**Exercise brief**
Show all lines that include the string "Unternehmen"; copy each one.
▼
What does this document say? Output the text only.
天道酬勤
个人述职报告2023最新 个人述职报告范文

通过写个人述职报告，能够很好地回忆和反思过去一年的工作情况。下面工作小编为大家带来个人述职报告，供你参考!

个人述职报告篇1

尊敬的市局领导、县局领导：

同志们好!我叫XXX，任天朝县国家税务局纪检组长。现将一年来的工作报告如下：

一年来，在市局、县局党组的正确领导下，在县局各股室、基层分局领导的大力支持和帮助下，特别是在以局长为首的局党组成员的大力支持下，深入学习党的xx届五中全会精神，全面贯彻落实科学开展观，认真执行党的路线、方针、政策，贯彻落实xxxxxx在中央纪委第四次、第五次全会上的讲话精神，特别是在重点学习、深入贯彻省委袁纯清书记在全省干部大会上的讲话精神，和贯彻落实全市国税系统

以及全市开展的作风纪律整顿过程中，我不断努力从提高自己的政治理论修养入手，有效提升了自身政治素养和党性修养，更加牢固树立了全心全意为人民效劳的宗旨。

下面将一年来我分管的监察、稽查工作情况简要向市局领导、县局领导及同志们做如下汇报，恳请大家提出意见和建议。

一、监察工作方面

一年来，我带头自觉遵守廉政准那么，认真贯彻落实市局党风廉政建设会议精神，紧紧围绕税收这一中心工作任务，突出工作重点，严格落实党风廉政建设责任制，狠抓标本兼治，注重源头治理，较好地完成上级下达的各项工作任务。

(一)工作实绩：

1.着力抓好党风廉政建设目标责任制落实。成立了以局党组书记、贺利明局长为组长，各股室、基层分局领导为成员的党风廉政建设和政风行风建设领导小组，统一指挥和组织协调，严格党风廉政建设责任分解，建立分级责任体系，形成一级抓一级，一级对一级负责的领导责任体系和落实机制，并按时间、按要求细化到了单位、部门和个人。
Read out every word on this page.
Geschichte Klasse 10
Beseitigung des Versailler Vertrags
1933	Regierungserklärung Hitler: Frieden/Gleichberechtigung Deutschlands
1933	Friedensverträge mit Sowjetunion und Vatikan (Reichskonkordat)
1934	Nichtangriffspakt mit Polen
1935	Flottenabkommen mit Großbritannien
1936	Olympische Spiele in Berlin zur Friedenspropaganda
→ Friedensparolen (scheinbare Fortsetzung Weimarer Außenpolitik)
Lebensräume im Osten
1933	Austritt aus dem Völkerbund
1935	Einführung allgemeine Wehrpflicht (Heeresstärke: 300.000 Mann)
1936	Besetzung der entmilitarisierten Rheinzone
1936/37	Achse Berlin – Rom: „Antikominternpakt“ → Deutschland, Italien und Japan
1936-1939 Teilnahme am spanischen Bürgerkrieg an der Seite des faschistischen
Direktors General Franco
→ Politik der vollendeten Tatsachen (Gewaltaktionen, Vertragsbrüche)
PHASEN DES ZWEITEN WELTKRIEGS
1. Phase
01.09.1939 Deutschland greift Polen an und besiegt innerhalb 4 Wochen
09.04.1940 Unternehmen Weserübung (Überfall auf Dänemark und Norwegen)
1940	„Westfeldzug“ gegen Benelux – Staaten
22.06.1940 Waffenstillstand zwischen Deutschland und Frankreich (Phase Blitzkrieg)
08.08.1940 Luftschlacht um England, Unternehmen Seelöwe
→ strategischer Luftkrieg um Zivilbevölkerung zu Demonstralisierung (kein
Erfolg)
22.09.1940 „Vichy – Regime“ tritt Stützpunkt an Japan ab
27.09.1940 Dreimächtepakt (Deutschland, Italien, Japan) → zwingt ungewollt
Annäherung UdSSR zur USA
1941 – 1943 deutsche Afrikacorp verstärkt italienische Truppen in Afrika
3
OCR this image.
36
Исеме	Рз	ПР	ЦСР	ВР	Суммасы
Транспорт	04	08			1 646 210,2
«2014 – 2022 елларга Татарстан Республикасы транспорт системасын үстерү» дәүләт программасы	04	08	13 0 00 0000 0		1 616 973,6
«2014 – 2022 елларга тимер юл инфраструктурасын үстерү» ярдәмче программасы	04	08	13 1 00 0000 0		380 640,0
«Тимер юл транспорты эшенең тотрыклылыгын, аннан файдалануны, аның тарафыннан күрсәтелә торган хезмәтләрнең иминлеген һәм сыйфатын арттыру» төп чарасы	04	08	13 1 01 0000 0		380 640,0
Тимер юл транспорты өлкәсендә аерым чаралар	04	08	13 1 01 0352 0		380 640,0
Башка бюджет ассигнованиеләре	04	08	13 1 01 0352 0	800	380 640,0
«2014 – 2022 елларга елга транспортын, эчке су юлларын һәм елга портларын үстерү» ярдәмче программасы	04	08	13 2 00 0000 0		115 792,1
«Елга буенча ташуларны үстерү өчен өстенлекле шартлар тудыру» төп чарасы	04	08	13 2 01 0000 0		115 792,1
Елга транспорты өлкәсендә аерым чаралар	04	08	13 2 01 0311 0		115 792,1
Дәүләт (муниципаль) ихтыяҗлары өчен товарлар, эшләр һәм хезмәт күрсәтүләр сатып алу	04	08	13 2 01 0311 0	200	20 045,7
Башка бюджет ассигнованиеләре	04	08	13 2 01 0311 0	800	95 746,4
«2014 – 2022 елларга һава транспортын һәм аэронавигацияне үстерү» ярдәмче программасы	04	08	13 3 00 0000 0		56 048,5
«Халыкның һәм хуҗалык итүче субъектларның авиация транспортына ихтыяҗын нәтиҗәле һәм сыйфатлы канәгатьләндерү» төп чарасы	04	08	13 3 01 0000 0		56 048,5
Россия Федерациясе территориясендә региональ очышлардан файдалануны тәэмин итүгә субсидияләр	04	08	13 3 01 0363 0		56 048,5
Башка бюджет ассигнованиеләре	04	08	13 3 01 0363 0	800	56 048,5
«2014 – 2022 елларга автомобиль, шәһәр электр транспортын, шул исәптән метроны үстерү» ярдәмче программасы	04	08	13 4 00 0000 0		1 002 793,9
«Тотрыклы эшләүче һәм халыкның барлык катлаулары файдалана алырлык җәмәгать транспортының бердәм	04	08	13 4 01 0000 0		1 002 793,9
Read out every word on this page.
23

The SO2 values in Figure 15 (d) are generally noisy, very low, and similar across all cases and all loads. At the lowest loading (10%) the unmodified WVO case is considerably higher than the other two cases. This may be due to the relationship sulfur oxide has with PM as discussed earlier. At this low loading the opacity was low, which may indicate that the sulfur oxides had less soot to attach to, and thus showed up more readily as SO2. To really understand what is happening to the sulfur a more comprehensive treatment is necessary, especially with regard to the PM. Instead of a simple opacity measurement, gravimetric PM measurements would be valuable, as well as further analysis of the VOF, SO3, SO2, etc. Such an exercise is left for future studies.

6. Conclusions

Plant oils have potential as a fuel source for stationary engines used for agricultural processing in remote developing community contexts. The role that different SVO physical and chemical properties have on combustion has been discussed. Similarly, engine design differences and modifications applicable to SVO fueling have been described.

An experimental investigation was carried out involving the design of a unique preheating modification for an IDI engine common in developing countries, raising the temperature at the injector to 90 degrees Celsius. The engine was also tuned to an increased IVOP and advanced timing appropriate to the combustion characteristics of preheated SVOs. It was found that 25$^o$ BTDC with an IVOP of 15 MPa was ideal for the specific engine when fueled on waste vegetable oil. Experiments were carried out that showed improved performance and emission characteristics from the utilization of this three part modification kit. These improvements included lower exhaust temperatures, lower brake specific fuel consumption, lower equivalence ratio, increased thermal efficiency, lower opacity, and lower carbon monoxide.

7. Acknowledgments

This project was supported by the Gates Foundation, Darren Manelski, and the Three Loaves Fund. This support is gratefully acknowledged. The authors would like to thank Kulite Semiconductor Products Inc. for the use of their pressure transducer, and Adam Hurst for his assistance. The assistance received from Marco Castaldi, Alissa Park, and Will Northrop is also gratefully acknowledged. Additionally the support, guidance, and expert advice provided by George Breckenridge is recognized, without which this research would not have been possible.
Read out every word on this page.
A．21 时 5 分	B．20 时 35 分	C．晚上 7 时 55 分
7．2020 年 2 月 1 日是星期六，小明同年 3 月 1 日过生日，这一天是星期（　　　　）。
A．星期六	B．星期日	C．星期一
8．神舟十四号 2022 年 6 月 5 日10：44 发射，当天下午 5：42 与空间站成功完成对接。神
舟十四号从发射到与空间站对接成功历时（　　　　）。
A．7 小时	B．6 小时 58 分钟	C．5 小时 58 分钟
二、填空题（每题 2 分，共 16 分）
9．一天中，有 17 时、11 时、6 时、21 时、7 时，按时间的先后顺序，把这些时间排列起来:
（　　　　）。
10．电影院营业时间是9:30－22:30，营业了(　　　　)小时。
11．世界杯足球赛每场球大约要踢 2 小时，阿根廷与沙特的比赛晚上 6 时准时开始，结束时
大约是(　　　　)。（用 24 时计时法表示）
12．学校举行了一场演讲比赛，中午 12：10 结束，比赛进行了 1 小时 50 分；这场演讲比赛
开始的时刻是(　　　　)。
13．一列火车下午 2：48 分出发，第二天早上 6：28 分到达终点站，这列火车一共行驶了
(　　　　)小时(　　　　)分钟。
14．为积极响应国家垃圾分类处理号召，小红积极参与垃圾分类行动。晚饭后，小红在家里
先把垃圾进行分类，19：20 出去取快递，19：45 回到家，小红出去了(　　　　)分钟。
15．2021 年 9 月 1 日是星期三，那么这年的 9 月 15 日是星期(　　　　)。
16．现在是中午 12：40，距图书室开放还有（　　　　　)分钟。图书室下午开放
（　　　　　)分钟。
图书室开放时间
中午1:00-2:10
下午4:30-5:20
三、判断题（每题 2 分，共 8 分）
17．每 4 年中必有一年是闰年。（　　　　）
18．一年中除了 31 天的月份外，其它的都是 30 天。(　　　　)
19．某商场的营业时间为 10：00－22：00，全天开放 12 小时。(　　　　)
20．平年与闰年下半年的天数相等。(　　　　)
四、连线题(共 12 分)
▲
**Answer in full**
09.04.1940 Unternehmen Weserübung (Überfall auf Dänemark und Norwegen)
08.08.1940 Luftschlacht um England, Unternehmen Seelöwe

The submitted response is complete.